Stated task: Would you return the complete listing below word for word?

Data provided:

'''

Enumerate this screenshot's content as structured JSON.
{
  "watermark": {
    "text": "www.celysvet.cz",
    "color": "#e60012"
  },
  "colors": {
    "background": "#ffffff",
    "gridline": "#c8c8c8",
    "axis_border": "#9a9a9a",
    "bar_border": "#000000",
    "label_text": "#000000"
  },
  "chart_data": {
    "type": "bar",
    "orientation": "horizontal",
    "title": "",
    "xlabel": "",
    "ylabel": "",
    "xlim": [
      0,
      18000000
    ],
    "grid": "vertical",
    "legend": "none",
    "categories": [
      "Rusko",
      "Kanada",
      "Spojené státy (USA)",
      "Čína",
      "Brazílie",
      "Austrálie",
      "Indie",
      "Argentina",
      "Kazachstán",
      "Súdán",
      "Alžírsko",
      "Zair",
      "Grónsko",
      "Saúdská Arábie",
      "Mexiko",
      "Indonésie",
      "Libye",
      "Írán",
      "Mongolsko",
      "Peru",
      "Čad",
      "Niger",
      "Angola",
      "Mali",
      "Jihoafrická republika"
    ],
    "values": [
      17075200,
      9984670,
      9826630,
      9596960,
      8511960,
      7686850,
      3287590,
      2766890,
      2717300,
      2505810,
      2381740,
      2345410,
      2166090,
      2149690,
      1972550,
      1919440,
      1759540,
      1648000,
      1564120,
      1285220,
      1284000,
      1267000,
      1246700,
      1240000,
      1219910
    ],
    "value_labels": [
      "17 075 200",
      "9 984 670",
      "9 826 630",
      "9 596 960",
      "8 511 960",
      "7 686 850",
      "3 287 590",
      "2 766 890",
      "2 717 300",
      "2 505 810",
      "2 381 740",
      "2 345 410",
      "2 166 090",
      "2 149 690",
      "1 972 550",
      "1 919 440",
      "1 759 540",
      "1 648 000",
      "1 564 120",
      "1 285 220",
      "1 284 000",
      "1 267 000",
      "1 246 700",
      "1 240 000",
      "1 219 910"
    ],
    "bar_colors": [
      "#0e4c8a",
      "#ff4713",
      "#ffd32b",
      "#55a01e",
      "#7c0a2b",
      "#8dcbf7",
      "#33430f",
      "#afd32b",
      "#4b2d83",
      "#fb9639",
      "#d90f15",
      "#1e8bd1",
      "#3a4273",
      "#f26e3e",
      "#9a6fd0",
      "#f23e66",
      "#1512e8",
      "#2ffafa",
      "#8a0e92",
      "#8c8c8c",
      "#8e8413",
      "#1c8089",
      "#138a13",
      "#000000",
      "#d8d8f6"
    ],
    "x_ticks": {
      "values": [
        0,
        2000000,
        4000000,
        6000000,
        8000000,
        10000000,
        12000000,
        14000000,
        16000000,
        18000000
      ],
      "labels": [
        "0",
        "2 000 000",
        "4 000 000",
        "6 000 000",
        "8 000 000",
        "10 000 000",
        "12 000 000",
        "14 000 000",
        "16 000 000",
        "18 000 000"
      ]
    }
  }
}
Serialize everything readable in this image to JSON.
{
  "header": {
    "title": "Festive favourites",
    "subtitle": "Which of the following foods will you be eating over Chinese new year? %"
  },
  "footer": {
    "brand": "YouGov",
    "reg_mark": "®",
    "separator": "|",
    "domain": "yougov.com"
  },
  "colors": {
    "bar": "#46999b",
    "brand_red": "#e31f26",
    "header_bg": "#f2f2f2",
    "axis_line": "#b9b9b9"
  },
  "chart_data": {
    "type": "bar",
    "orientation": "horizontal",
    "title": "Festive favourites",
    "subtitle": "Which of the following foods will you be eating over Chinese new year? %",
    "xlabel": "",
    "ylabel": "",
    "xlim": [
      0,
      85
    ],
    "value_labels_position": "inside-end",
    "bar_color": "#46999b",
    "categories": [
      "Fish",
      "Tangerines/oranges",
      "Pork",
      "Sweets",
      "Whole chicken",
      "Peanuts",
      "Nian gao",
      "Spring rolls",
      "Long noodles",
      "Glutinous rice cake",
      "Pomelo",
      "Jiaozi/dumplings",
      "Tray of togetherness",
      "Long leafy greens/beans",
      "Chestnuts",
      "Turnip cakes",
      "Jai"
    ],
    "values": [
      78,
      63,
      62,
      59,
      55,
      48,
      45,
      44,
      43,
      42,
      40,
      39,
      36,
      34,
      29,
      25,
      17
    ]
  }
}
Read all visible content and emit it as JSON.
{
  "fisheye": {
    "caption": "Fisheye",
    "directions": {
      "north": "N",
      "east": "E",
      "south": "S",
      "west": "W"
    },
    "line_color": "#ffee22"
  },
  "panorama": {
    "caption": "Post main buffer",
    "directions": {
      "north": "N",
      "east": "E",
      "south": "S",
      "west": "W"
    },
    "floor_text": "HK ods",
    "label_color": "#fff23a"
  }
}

'''

Task response:
Enumerate this screenshot's content as structured JSON.
{
  "watermark": {
    "text": "www.celysvet.cz",
    "color": "#e60012"
  },
  "colors": {
    "background": "#ffffff",
    "gridline": "#c8c8c8",
    "axis_border": "#9a9a9a",
    "bar_border": "#000000",
    "label_text": "#000000"
  },
  "chart_data": {
    "type": "bar",
    "orientation": "horizontal",
    "title": "",
    "xlabel": "",
    "ylabel": "",
    "xlim": [
      0,
      18000000
    ],
    "grid": "vertical",
    "legend": "none",
    "categories": [
      "Rusko",
      "Kanada",
      "Spojené státy (USA)",
      "Čína",
      "Brazílie",
      "Austrálie",
      "Indie",
      "Argentina",
      "Kazachstán",
      "Súdán",
      "Alžírsko",
      "Zair",
      "Grónsko",
      "Saúdská Arábie",
      "Mexiko",
      "Indonésie",
      "Libye",
      "Írán",
      "Mongolsko",
      "Peru",
      "Čad",
      "Niger",
      "Angola",
      "Mali",
      "Jihoafrická republika"
    ],
    "values": [
      17075200,
      9984670,
      9826630,
      9596960,
      8511960,
      7686850,
      3287590,
      2766890,
      2717300,
      2505810,
      2381740,
      2345410,
      2166090,
      2149690,
      1972550,
      1919440,
      1759540,
      1648000,
      1564120,
      1285220,
      1284000,
      1267000,
      1246700,
      1240000,
      1219910
    ],
    "value_labels": [
      "17 075 200",
      "9 984 670",
      "9 826 630",
      "9 596 960",
      "8 511 960",
      "7 686 850",
      "3 287 590",
      "2 766 890",
      "2 717 300",
      "2 505 810",
      "2 381 740",
      "2 345 410",
      "2 166 090",
      "2 149 690",
      "1 972 550",
      "1 919 440",
      "1 759 540",
      "1 648 000",
      "1 564 120",
      "1 285 220",
      "1 284 000",
      "1 267 000",
      "1 246 700",
      "1 240 000",
      "1 219 910"
    ],
    "bar_colors": [
      "#0e4c8a",
      "#ff4713",
      "#ffd32b",
      "#55a01e",
      "#7c0a2b",
      "#8dcbf7",
      "#33430f",
      "#afd32b",
      "#4b2d83",
      "#fb9639",
      "#d90f15",
      "#1e8bd1",
      "#3a4273",
      "#f26e3e",
      "#9a6fd0",
      "#f23e66",
      "#1512e8",
      "#2ffafa",
      "#8a0e92",
      "#8c8c8c",
      "#8e8413",
      "#1c8089",
      "#138a13",
      "#000000",
      "#d8d8f6"
    ],
    "x_ticks": {
      "values": [
        0,
        2000000,
        4000000,
        6000000,
        8000000,
        10000000,
        12000000,
        14000000,
        16000000,
        18000000
      ],
      "labels": [
        "0",
        "2 000 000",
        "4 000 000",
        "6 000 000",
        "8 000 000",
        "10 000 000",
        "12 000 000",
        "14 000 000",
        "16 000 000",
        "18 000 000"
      ]
    }
  }
}
Serialize everything readable in this image to JSON.
{
  "header": {
    "title": "Festive favourites",
    "subtitle": "Which of the following foods will you be eating over Chinese new year? %"
  },
  "footer": {
    "brand": "YouGov",
    "reg_mark": "®",
    "separator": "|",
    "domain": "yougov.com"
  },
  "colors": {
    "bar": "#46999b",
    "brand_red": "#e31f26",
    "header_bg": "#f2f2f2",
    "axis_line": "#b9b9b9"
  },
  "chart_data": {
    "type": "bar",
    "orientation": "horizontal",
    "title": "Festive favourites",
    "subtitle": "Which of the following foods will you be eating over Chinese new year? %",
    "xlabel": "",
    "ylabel": "",
    "xlim": [
      0,
      85
    ],
    "value_labels_position": "inside-end",
    "bar_color": "#46999b",
    "categories": [
      "Fish",
      "Tangerines/oranges",
      "Pork",
      "Sweets",
      "Whole chicken",
      "Peanuts",
      "Nian gao",
      "Spring rolls",
      "Long noodles",
      "Glutinous rice cake",
      "Pomelo",
      "Jiaozi/dumplings",
      "Tray of togetherness",
      "Long leafy greens/beans",
      "Chestnuts",
      "Turnip cakes",
      "Jai"
    ],
    "values": [
      78,
      63,
      62,
      59,
      55,
      48,
      45,
      44,
      43,
      42,
      40,
      39,
      36,
      34,
      29,
      25,
      17
    ]
  }
}
Read all visible content and emit it as JSON.
{
  "fisheye": {
    "caption": "Fisheye",
    "directions": {
      "north": "N",
      "east": "E",
      "south": "S",
      "west": "W"
    },
    "line_color": "#ffee22"
  },
  "panorama": {
    "caption": "Post main buffer",
    "directions": {
      "north": "N",
      "east": "E",
      "south": "S",
      "west": "W"
    },
    "floor_text": "HK ods",
    "label_color": "#fff23a"
  }
}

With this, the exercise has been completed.